Task brief | Leave out the pictures and transcribe the rest of the records exactly.

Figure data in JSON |
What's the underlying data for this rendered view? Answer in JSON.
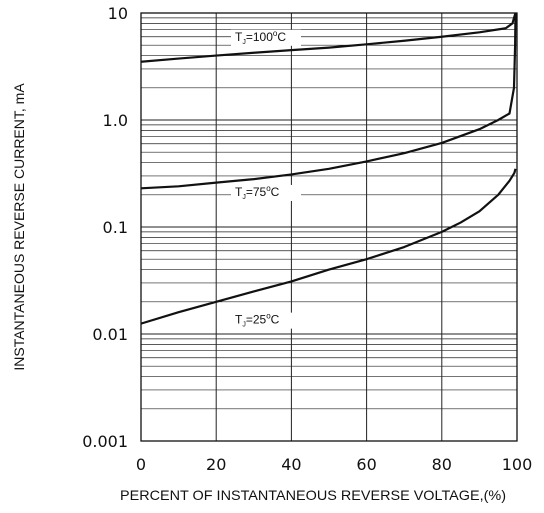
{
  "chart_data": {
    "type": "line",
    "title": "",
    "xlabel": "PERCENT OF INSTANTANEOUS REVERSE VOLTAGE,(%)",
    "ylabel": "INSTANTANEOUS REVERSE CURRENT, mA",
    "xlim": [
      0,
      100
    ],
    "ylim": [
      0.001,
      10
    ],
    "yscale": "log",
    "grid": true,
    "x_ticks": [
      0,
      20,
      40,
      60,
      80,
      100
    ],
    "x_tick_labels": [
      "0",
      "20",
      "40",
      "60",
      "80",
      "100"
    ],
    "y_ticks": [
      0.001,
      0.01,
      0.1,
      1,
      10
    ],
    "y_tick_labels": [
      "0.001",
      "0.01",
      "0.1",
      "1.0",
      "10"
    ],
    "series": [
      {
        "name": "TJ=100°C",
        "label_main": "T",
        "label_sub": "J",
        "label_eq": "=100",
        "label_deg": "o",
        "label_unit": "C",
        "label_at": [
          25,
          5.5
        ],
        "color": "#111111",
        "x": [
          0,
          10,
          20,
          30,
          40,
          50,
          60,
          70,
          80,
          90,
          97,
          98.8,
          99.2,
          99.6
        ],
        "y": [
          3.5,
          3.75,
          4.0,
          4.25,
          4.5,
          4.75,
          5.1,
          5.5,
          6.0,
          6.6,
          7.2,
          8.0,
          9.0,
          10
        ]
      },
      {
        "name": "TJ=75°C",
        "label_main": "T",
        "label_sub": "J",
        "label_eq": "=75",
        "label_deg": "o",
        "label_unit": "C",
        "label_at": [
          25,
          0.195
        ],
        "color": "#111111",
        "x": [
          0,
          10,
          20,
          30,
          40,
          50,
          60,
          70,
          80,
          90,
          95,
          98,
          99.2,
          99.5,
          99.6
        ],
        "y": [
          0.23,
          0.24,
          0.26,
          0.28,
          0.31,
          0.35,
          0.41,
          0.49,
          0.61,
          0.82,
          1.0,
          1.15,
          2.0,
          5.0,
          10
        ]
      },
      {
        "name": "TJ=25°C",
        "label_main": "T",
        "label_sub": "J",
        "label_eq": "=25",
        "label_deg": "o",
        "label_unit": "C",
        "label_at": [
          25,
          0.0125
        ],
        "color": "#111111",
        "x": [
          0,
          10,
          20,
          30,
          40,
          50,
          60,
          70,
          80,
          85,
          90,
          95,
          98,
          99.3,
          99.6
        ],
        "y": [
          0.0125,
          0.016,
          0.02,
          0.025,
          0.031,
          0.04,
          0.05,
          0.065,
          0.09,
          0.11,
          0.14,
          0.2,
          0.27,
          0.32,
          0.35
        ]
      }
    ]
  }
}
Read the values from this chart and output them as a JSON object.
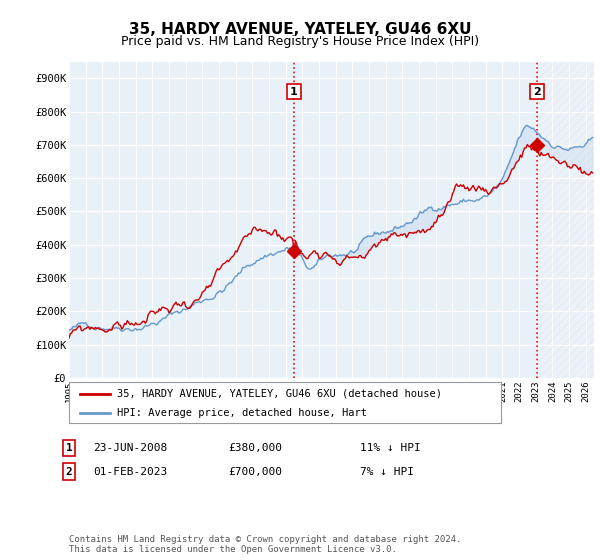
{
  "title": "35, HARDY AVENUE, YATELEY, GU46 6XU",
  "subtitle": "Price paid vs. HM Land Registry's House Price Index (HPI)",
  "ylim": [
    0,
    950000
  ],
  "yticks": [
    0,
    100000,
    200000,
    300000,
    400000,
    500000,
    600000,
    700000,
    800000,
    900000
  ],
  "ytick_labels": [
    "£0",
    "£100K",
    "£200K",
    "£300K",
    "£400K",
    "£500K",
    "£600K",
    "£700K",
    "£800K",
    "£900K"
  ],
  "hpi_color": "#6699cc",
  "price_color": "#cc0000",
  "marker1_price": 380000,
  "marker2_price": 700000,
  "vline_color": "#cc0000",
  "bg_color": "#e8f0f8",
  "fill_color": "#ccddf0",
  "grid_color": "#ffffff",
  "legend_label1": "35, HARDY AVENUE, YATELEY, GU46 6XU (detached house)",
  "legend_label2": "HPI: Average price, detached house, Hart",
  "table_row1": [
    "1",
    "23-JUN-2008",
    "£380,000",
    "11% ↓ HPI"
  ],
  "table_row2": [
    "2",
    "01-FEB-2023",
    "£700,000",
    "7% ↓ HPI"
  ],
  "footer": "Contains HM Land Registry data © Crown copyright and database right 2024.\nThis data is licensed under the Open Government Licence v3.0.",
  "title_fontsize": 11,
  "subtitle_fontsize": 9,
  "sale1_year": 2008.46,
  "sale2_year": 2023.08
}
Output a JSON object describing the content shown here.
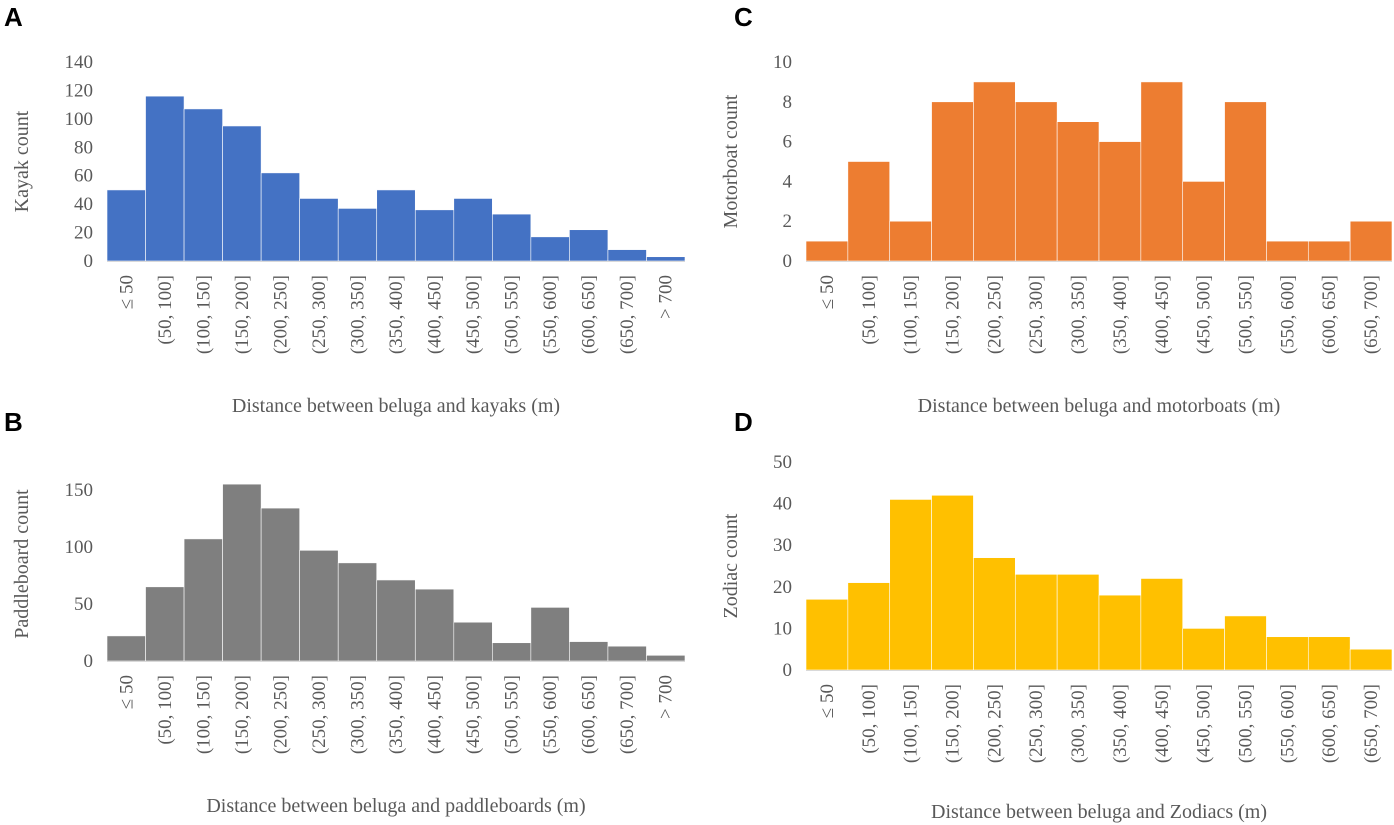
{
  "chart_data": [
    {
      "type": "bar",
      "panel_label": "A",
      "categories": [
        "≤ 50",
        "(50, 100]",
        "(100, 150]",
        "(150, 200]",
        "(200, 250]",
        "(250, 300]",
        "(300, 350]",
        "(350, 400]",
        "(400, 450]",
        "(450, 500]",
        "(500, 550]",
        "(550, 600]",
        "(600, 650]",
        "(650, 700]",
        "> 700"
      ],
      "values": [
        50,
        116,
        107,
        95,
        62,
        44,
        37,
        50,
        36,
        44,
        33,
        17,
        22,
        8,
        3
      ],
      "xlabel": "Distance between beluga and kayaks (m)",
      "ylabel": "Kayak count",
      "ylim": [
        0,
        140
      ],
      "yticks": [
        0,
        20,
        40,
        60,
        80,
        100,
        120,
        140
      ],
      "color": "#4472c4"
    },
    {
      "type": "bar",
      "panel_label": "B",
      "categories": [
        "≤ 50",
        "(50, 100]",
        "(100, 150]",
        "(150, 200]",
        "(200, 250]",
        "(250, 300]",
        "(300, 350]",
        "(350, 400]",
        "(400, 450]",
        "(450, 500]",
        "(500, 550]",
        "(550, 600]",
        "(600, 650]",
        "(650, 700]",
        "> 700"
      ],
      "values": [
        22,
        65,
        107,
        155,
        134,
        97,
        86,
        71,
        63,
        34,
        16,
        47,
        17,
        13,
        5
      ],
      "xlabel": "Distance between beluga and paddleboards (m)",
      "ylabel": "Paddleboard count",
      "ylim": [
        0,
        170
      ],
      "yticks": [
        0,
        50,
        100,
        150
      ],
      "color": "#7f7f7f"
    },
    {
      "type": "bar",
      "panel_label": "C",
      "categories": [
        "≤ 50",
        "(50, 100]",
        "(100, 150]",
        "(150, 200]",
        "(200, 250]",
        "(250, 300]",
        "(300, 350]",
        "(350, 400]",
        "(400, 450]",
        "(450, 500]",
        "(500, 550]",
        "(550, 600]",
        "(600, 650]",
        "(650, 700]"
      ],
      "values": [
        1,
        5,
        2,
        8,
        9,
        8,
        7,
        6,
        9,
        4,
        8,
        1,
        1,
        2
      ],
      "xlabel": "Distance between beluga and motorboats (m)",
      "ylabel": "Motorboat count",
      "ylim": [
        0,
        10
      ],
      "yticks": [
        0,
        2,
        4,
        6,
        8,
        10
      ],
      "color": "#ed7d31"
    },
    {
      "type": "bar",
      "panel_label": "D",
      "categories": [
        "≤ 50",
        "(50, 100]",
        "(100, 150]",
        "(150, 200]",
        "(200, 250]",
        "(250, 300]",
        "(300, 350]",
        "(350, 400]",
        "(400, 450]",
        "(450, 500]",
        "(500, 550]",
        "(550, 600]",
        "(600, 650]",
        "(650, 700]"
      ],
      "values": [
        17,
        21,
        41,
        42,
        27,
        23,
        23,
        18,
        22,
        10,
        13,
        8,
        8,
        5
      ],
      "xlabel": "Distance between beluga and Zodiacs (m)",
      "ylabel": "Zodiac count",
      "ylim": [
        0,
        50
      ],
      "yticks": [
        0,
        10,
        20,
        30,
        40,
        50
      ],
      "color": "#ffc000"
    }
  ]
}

Written response |
What's the underlying data for this rendered view? Answer in JSON.
{
  "chart_data": {
    "type": "line",
    "title": "",
    "xlabel": "PERCENT OF INSTANTANEOUS REVERSE VOLTAGE,(%)",
    "ylabel": "INSTANTANEOUS REVERSE CURRENT, mA",
    "xlim": [
      0,
      100
    ],
    "ylim": [
      0.001,
      10
    ],
    "yscale": "log",
    "grid": true,
    "x_ticks": [
      0,
      20,
      40,
      60,
      80,
      100
    ],
    "x_tick_labels": [
      "0",
      "20",
      "40",
      "60",
      "80",
      "100"
    ],
    "y_ticks": [
      0.001,
      0.01,
      0.1,
      1,
      10
    ],
    "y_tick_labels": [
      "0.001",
      "0.01",
      "0.1",
      "1.0",
      "10"
    ],
    "series": [
      {
        "name": "TJ=100°C",
        "label_main": "T",
        "label_sub": "J",
        "label_eq": "=100",
        "label_deg": "o",
        "label_unit": "C",
        "label_at": [
          25,
          5.5
        ],
        "color": "#111111",
        "x": [
          0,
          10,
          20,
          30,
          40,
          50,
          60,
          70,
          80,
          90,
          97,
          98.8,
          99.2,
          99.6
        ],
        "y": [
          3.5,
          3.75,
          4.0,
          4.25,
          4.5,
          4.75,
          5.1,
          5.5,
          6.0,
          6.6,
          7.2,
          8.0,
          9.0,
          10
        ]
      },
      {
        "name": "TJ=75°C",
        "label_main": "T",
        "label_sub": "J",
        "label_eq": "=75",
        "label_deg": "o",
        "label_unit": "C",
        "label_at": [
          25,
          0.195
        ],
        "color": "#111111",
        "x": [
          0,
          10,
          20,
          30,
          40,
          50,
          60,
          70,
          80,
          90,
          95,
          98,
          99.2,
          99.5,
          99.6
        ],
        "y": [
          0.23,
          0.24,
          0.26,
          0.28,
          0.31,
          0.35,
          0.41,
          0.49,
          0.61,
          0.82,
          1.0,
          1.15,
          2.0,
          5.0,
          10
        ]
      },
      {
        "name": "TJ=25°C",
        "label_main": "T",
        "label_sub": "J",
        "label_eq": "=25",
        "label_deg": "o",
        "label_unit": "C",
        "label_at": [
          25,
          0.0125
        ],
        "color": "#111111",
        "x": [
          0,
          10,
          20,
          30,
          40,
          50,
          60,
          70,
          80,
          85,
          90,
          95,
          98,
          99.3,
          99.6
        ],
        "y": [
          0.0125,
          0.016,
          0.02,
          0.025,
          0.031,
          0.04,
          0.05,
          0.065,
          0.09,
          0.11,
          0.14,
          0.2,
          0.27,
          0.32,
          0.35
        ]
      }
    ]
  }
}
Read the values from this chart and output them as a JSON object.
{
  "title": "35, HARDY AVENUE, YATELEY, GU46 6XU",
  "subtitle": "Price paid vs. HM Land Registry's House Price Index (HPI)",
  "ylim": [
    0,
    950000
  ],
  "yticks": [
    0,
    100000,
    200000,
    300000,
    400000,
    500000,
    600000,
    700000,
    800000,
    900000
  ],
  "ytick_labels": [
    "£0",
    "£100K",
    "£200K",
    "£300K",
    "£400K",
    "£500K",
    "£600K",
    "£700K",
    "£800K",
    "£900K"
  ],
  "hpi_color": "#6699cc",
  "price_color": "#cc0000",
  "marker1_price": 380000,
  "marker2_price": 700000,
  "vline_color": "#cc0000",
  "bg_color": "#e8f0f8",
  "fill_color": "#ccddf0",
  "grid_color": "#ffffff",
  "legend_label1": "35, HARDY AVENUE, YATELEY, GU46 6XU (detached house)",
  "legend_label2": "HPI: Average price, detached house, Hart",
  "table_row1": [
    "1",
    "23-JUN-2008",
    "£380,000",
    "11% ↓ HPI"
  ],
  "table_row2": [
    "2",
    "01-FEB-2023",
    "£700,000",
    "7% ↓ HPI"
  ],
  "footer": "Contains HM Land Registry data © Crown copyright and database right 2024.\nThis data is licensed under the Open Government Licence v3.0.",
  "title_fontsize": 11,
  "subtitle_fontsize": 9,
  "sale1_year": 2008.46,
  "sale2_year": 2023.08
}
Output a JSON object describing the content shown here.
{
  "chart_data": [
    {
      "type": "bar",
      "panel_label": "A",
      "categories": [
        "≤ 50",
        "(50, 100]",
        "(100, 150]",
        "(150, 200]",
        "(200, 250]",
        "(250, 300]",
        "(300, 350]",
        "(350, 400]",
        "(400, 450]",
        "(450, 500]",
        "(500, 550]",
        "(550, 600]",
        "(600, 650]",
        "(650, 700]",
        "> 700"
      ],
      "values": [
        50,
        116,
        107,
        95,
        62,
        44,
        37,
        50,
        36,
        44,
        33,
        17,
        22,
        8,
        3
      ],
      "xlabel": "Distance between beluga and kayaks (m)",
      "ylabel": "Kayak count",
      "ylim": [
        0,
        140
      ],
      "yticks": [
        0,
        20,
        40,
        60,
        80,
        100,
        120,
        140
      ],
      "color": "#4472c4"
    },
    {
      "type": "bar",
      "panel_label": "B",
      "categories": [
        "≤ 50",
        "(50, 100]",
        "(100, 150]",
        "(150, 200]",
        "(200, 250]",
        "(250, 300]",
        "(300, 350]",
        "(350, 400]",
        "(400, 450]",
        "(450, 500]",
        "(500, 550]",
        "(550, 600]",
        "(600, 650]",
        "(650, 700]",
        "> 700"
      ],
      "values": [
        22,
        65,
        107,
        155,
        134,
        97,
        86,
        71,
        63,
        34,
        16,
        47,
        17,
        13,
        5
      ],
      "xlabel": "Distance between beluga and paddleboards (m)",
      "ylabel": "Paddleboard count",
      "ylim": [
        0,
        170
      ],
      "yticks": [
        0,
        50,
        100,
        150
      ],
      "color": "#7f7f7f"
    },
    {
      "type": "bar",
      "panel_label": "C",
      "categories": [
        "≤ 50",
        "(50, 100]",
        "(100, 150]",
        "(150, 200]",
        "(200, 250]",
        "(250, 300]",
        "(300, 350]",
        "(350, 400]",
        "(400, 450]",
        "(450, 500]",
        "(500, 550]",
        "(550, 600]",
        "(600, 650]",
        "(650, 700]"
      ],
      "values": [
        1,
        5,
        2,
        8,
        9,
        8,
        7,
        6,
        9,
        4,
        8,
        1,
        1,
        2
      ],
      "xlabel": "Distance between beluga and motorboats (m)",
      "ylabel": "Motorboat count",
      "ylim": [
        0,
        10
      ],
      "yticks": [
        0,
        2,
        4,
        6,
        8,
        10
      ],
      "color": "#ed7d31"
    },
    {
      "type": "bar",
      "panel_label": "D",
      "categories": [
        "≤ 50",
        "(50, 100]",
        "(100, 150]",
        "(150, 200]",
        "(200, 250]",
        "(250, 300]",
        "(300, 350]",
        "(350, 400]",
        "(400, 450]",
        "(450, 500]",
        "(500, 550]",
        "(550, 600]",
        "(600, 650]",
        "(650, 700]"
      ],
      "values": [
        17,
        21,
        41,
        42,
        27,
        23,
        23,
        18,
        22,
        10,
        13,
        8,
        8,
        5
      ],
      "xlabel": "Distance between beluga and Zodiacs (m)",
      "ylabel": "Zodiac count",
      "ylim": [
        0,
        50
      ],
      "yticks": [
        0,
        10,
        20,
        30,
        40,
        50
      ],
      "color": "#ffc000"
    }
  ]
}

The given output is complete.